* [What to produce] Among the entries below, find the lines with "name" and copy them.

* [Supplied data]
+ + + + + + +
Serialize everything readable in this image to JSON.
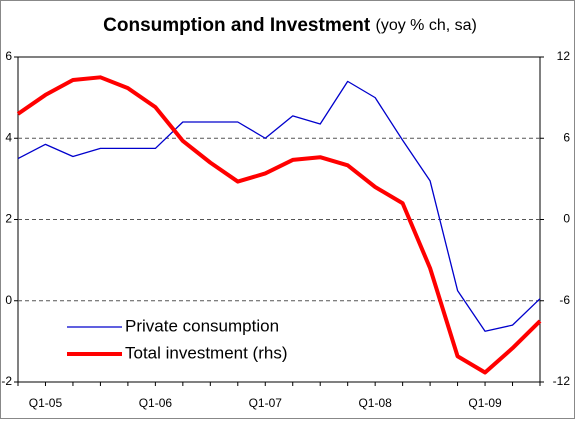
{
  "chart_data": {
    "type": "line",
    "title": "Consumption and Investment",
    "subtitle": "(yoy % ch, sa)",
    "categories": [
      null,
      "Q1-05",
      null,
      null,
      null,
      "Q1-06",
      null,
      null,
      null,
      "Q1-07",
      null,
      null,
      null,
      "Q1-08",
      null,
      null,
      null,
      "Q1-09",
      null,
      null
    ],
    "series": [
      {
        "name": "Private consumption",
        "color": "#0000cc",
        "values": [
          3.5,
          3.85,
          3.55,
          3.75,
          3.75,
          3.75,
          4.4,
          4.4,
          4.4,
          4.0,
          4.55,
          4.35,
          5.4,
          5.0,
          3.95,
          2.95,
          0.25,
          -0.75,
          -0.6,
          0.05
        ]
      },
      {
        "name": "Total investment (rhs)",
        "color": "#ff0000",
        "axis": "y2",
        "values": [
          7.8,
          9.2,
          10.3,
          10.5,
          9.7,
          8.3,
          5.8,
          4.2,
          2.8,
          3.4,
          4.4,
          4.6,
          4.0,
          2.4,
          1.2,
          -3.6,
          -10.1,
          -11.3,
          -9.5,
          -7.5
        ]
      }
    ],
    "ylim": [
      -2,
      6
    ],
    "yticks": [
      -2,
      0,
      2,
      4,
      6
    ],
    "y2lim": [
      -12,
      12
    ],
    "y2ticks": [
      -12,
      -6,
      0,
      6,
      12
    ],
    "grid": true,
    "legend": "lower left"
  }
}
+ + + + + + +
* [Solution for this exercise]
        "name": "Private consumption",
        "name": "Total investment (rhs)",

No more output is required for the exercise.